What the exercise asks:
Report, word for word, every line of the material that contains "heading".

Items:
□ □ □ □ □ □ □

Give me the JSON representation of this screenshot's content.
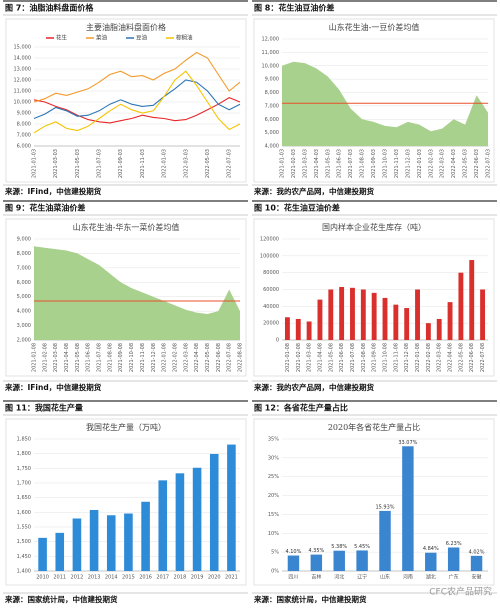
{
  "figures": [
    {
      "heading": "图 7：油脂油料盘面价格",
      "source": "来源：IFind，中信建投期货"
    },
    {
      "heading": "图 8：花生油豆油价差",
      "source": "来源：我的农产品网，中信建投期货"
    },
    {
      "heading": "图 9：花生油菜油价差",
      "source": "来源：IFind，中信建投期货"
    },
    {
      "heading": "图 10：花生油豆油价差",
      "source": "来源：我的农产品网，中信建投期货"
    },
    {
      "heading": "图 11：我国花生产量",
      "source": "来源：国家统计局，中信建投期货"
    },
    {
      "heading": "图 12：各省花生产量占比",
      "source": "来源：国家统计局，中信建投期货"
    }
  ],
  "watermark": "CFC农产品研究",
  "chart_data": [
    {
      "type": "line",
      "title": "主要油脂油料盘面价格",
      "categories": [
        "2021-01-03",
        null,
        "2021-03-03",
        null,
        "2021-05-03",
        null,
        "2021-07-03",
        null,
        "2021-09-03",
        null,
        "2021-11-03",
        null,
        "2022-01-03",
        null,
        "2022-03-03",
        null,
        "2022-05-03",
        null,
        "2022-07-03",
        null
      ],
      "series": [
        {
          "name": "花生",
          "color": "#e8262a",
          "values": [
            10200,
            10000,
            9600,
            9300,
            8800,
            8400,
            8200,
            8100,
            8300,
            8500,
            8800,
            8600,
            8500,
            8300,
            8400,
            8800,
            9300,
            9800,
            10400,
            10000
          ]
        },
        {
          "name": "菜油",
          "color": "#f39a2a",
          "values": [
            10000,
            10300,
            10800,
            10600,
            10900,
            11200,
            11800,
            12500,
            12800,
            12300,
            12400,
            12000,
            12600,
            13000,
            13800,
            14500,
            14000,
            12500,
            11000,
            11800
          ]
        },
        {
          "name": "豆油",
          "color": "#2e75b6",
          "values": [
            8500,
            8900,
            9500,
            9200,
            8700,
            8800,
            9200,
            9800,
            10200,
            9800,
            9600,
            9700,
            10500,
            11200,
            12000,
            11800,
            11000,
            9800,
            9300,
            9800
          ]
        },
        {
          "name": "棕榈油",
          "color": "#f5c400",
          "values": [
            7200,
            7800,
            8200,
            7600,
            7400,
            7800,
            8500,
            9200,
            9800,
            9300,
            9000,
            9200,
            10500,
            12000,
            12800,
            11500,
            10000,
            8500,
            7500,
            8000
          ]
        }
      ],
      "ylim": [
        6000,
        15000
      ],
      "yticks": [
        {
          "value": 6000,
          "label": "6,000"
        },
        {
          "value": 7000,
          "label": "7,000"
        },
        {
          "value": 8000,
          "label": "8,000"
        },
        {
          "value": 9000,
          "label": "9,000"
        },
        {
          "value": 10000,
          "label": "10,000"
        },
        {
          "value": 11000,
          "label": "11,000"
        },
        {
          "value": 12000,
          "label": "12,000"
        },
        {
          "value": 13000,
          "label": "13,000"
        },
        {
          "value": 14000,
          "label": "14,000"
        },
        {
          "value": 15000,
          "label": "15,000"
        }
      ],
      "grid": true,
      "legend": "top"
    },
    {
      "type": "area",
      "title": "山东花生油-一豆价差均值",
      "color": "#a9d18e",
      "categories": [
        "2021-01-03",
        "2021-02-03",
        "2021-03-03",
        "2021-04-03",
        "2021-05-03",
        "2021-06-03",
        "2021-07-03",
        "2021-08-03",
        "2021-09-03",
        "2021-10-03",
        "2021-11-03",
        "2021-12-03",
        "2022-01-03",
        "2022-02-03",
        "2022-03-03",
        "2022-04-03",
        "2022-05-03",
        "2022-06-03",
        "2022-07-03"
      ],
      "values": [
        10000,
        10300,
        10200,
        9800,
        9200,
        8200,
        6800,
        6000,
        5800,
        5500,
        5400,
        5800,
        5600,
        5100,
        5300,
        6000,
        5600,
        7800,
        6500
      ],
      "ylim": [
        4000,
        12000
      ],
      "yticks": [
        {
          "value": 4000,
          "label": "4,000"
        },
        {
          "value": 5000,
          "label": "5,000"
        },
        {
          "value": 6000,
          "label": "6,000"
        },
        {
          "value": 7000,
          "label": "7,000"
        },
        {
          "value": 8000,
          "label": "8,000"
        },
        {
          "value": 9000,
          "label": "9,000"
        },
        {
          "value": 10000,
          "label": "10,000"
        },
        {
          "value": 11000,
          "label": "11,000"
        },
        {
          "value": 12000,
          "label": "12,000"
        }
      ],
      "grid": true,
      "reference_line": 7200,
      "reference_color": "#e8502a"
    },
    {
      "type": "area",
      "title": "山东花生油-华东一菜价差均值",
      "color": "#a9d18e",
      "categories": [
        "2021-01-08",
        "2021-02-08",
        "2021-03-08",
        "2021-04-08",
        "2021-05-08",
        "2021-06-08",
        "2021-07-08",
        "2021-08-08",
        "2021-09-08",
        "2021-10-08",
        "2021-11-08",
        "2021-12-08",
        "2022-01-08",
        "2022-02-08",
        "2022-03-08",
        "2022-04-08",
        "2022-05-08",
        "2022-06-08",
        "2022-07-08",
        "2022-08-08"
      ],
      "values": [
        8500,
        8400,
        8300,
        8200,
        8000,
        7600,
        7200,
        6600,
        6000,
        5600,
        5300,
        5000,
        4700,
        4400,
        4100,
        3900,
        3800,
        4000,
        5500,
        4000
      ],
      "ylim": [
        2000,
        9000
      ],
      "yticks": [
        {
          "value": 2000,
          "label": "2,000"
        },
        {
          "value": 3000,
          "label": "3,000"
        },
        {
          "value": 4000,
          "label": "4,000"
        },
        {
          "value": 5000,
          "label": "5,000"
        },
        {
          "value": 6000,
          "label": "6,000"
        },
        {
          "value": 7000,
          "label": "7,000"
        },
        {
          "value": 8000,
          "label": "8,000"
        },
        {
          "value": 9000,
          "label": "9,000"
        }
      ],
      "grid": true,
      "reference_line": 4700,
      "reference_color": "#e8502a"
    },
    {
      "type": "bar",
      "title": "国内样本企业花生库存（吨）",
      "color": "#d9302e",
      "categories": [
        "2021-01-08",
        "2021-02-08",
        "2021-03-08",
        "2021-04-08",
        "2021-05-08",
        "2021-06-08",
        "2021-07-08",
        "2021-08-08",
        "2021-09-08",
        "2021-10-08",
        "2021-11-08",
        "2021-12-08",
        "2022-01-08",
        "2022-02-08",
        "2022-03-08",
        "2022-04-08",
        "2022-05-08",
        "2022-06-08",
        "2022-07-08"
      ],
      "values": [
        27000,
        25000,
        22000,
        48000,
        60000,
        63000,
        62000,
        60000,
        56000,
        50000,
        42000,
        38000,
        60000,
        20000,
        25000,
        45000,
        80000,
        95000,
        60000
      ],
      "ylim": [
        0,
        120000
      ],
      "yticks": [
        0,
        20000,
        40000,
        60000,
        80000,
        100000,
        120000
      ],
      "grid": true
    },
    {
      "type": "bar",
      "title": "我国花生产量（万吨）",
      "color": "#2e8bd8",
      "categories": [
        "2010",
        "2011",
        "2012",
        "2013",
        "2014",
        "2015",
        "2016",
        "2017",
        "2018",
        "2019",
        "2020",
        "2021"
      ],
      "values": [
        1513,
        1530,
        1579,
        1608,
        1590,
        1596,
        1636,
        1709,
        1733,
        1752,
        1799,
        1831
      ],
      "ylim": [
        1400,
        1850
      ],
      "yticks": [
        {
          "value": 1400,
          "label": "1,400"
        },
        {
          "value": 1450,
          "label": "1,450"
        },
        {
          "value": 1500,
          "label": "1,500"
        },
        {
          "value": 1550,
          "label": "1,550"
        },
        {
          "value": 1600,
          "label": "1,600"
        },
        {
          "value": 1650,
          "label": "1,650"
        },
        {
          "value": 1700,
          "label": "1,700"
        },
        {
          "value": 1750,
          "label": "1,750"
        },
        {
          "value": 1800,
          "label": "1,800"
        },
        {
          "value": 1850,
          "label": "1,850"
        }
      ],
      "grid": true
    },
    {
      "type": "bar",
      "title": "2020年各省花生产量占比",
      "color": "#3a85d0",
      "categories": [
        "四川",
        "吉林",
        "河北",
        "辽宁",
        "山东",
        "河南",
        "湖北",
        "广东",
        "安徽"
      ],
      "values": [
        4.1,
        4.35,
        5.38,
        5.45,
        15.93,
        33.07,
        4.84,
        6.23,
        4.02
      ],
      "value_labels": [
        "4.10%",
        "4.35%",
        "5.38%",
        "5.45%",
        "15.93%",
        "33.07%",
        "4.84%",
        "6.23%",
        "4.02%"
      ],
      "ylim": [
        0,
        35
      ],
      "yticks": [
        {
          "value": 0,
          "label": "0%"
        },
        {
          "value": 5,
          "label": "5%"
        },
        {
          "value": 10,
          "label": "10%"
        },
        {
          "value": 15,
          "label": "15%"
        },
        {
          "value": 20,
          "label": "20%"
        },
        {
          "value": 25,
          "label": "25%"
        },
        {
          "value": 30,
          "label": "30%"
        },
        {
          "value": 35,
          "label": "35%"
        }
      ],
      "grid": true
    }
  ]
}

□ □ □ □ □ □ □

The answer:
      "heading": "图 7：油脂油料盘面价格",
      "heading": "图 8：花生油豆油价差",
      "heading": "图 9：花生油菜油价差",
      "heading": "图 10：花生油豆油价差",
      "heading": "图 11：我国花生产量",
      "heading": "图 12：各省花生产量占比",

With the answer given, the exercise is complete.